• _What you are asked to do_
Write out, word for word, every line from the one containing "Extract the structured" through the last line of the records below, both ends included.

(Figure contents as structured data)
%%

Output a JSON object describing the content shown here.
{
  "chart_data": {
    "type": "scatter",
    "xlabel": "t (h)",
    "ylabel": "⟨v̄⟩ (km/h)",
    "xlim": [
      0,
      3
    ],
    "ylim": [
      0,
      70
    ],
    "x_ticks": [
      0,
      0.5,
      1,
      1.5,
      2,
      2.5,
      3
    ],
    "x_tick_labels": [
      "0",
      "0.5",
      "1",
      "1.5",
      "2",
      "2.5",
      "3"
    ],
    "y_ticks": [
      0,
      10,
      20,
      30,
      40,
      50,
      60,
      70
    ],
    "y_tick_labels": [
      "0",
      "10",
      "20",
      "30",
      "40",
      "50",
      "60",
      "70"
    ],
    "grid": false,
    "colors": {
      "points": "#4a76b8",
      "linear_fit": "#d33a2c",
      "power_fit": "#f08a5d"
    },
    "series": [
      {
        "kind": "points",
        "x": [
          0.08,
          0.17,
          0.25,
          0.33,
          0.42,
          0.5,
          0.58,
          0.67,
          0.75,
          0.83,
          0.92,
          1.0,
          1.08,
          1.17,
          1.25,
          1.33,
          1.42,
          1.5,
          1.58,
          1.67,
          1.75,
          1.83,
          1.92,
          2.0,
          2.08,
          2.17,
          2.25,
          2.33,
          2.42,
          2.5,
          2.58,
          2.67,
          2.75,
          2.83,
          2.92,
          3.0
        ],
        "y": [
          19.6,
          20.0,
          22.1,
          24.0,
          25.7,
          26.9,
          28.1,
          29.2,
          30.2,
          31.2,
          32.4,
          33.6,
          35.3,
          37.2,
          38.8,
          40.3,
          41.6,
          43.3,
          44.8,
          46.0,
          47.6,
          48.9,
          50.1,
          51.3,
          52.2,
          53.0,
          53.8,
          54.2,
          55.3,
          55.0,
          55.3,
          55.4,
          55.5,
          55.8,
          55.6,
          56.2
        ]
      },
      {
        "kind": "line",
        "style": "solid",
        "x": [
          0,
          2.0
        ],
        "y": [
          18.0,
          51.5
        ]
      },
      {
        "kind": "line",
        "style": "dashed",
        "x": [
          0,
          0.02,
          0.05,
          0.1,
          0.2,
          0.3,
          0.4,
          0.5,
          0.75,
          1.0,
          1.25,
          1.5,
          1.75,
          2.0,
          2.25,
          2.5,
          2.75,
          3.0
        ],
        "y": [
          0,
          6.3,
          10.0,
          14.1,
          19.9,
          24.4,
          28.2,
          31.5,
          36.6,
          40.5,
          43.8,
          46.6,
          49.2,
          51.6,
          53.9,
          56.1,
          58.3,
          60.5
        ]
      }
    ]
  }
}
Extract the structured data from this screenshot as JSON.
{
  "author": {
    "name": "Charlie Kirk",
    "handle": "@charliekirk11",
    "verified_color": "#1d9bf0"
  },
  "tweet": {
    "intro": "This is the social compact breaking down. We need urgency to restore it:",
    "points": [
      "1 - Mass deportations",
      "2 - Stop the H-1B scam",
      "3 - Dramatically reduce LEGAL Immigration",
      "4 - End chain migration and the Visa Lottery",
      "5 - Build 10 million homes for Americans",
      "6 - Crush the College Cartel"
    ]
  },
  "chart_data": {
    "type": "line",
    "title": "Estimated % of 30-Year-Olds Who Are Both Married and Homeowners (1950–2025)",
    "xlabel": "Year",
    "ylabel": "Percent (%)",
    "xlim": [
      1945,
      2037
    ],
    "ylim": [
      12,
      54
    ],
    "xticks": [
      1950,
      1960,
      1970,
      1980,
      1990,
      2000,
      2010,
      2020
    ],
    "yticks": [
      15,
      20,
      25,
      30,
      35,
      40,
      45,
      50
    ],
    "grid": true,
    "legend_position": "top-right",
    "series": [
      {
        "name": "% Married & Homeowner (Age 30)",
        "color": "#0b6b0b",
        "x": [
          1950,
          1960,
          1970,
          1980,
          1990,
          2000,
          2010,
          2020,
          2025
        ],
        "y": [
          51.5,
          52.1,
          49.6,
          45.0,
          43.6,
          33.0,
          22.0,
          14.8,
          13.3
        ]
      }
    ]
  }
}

%%

• _The response_
Extract the structured data from this screenshot as JSON.
{
  "author": {
    "name": "Charlie Kirk",
    "handle": "@charliekirk11",
    "verified_color": "#1d9bf0"
  },
  "tweet": {
    "intro": "This is the social compact breaking down. We need urgency to restore it:",
    "points": [
      "1 - Mass deportations",
      "2 - Stop the H-1B scam",
      "3 - Dramatically reduce LEGAL Immigration",
      "4 - End chain migration and the Visa Lottery",
      "5 - Build 10 million homes for Americans",
      "6 - Crush the College Cartel"
    ]
  },
  "chart_data": {
    "type": "line",
    "title": "Estimated % of 30-Year-Olds Who Are Both Married and Homeowners (1950–2025)",
    "xlabel": "Year",
    "ylabel": "Percent (%)",
    "xlim": [
      1945,
      2037
    ],
    "ylim": [
      12,
      54
    ],
    "xticks": [
      1950,
      1960,
      1970,
      1980,
      1990,
      2000,
      2010,
      2020
    ],
    "yticks": [
      15,
      20,
      25,
      30,
      35,
      40,
      45,
      50
    ],
    "grid": true,
    "legend_position": "top-right",
    "series": [
      {
        "name": "% Married & Homeowner (Age 30)",
        "color": "#0b6b0b",
        "x": [
          1950,
          1960,
          1970,
          1980,
          1990,
          2000,
          2010,
          2020,
          2025
        ],
        "y": [
          51.5,
          52.1,
          49.6,
          45.0,
          43.6,
          33.0,
          22.0,
          14.8,
          13.3
        ]
      }
    ]
  }
}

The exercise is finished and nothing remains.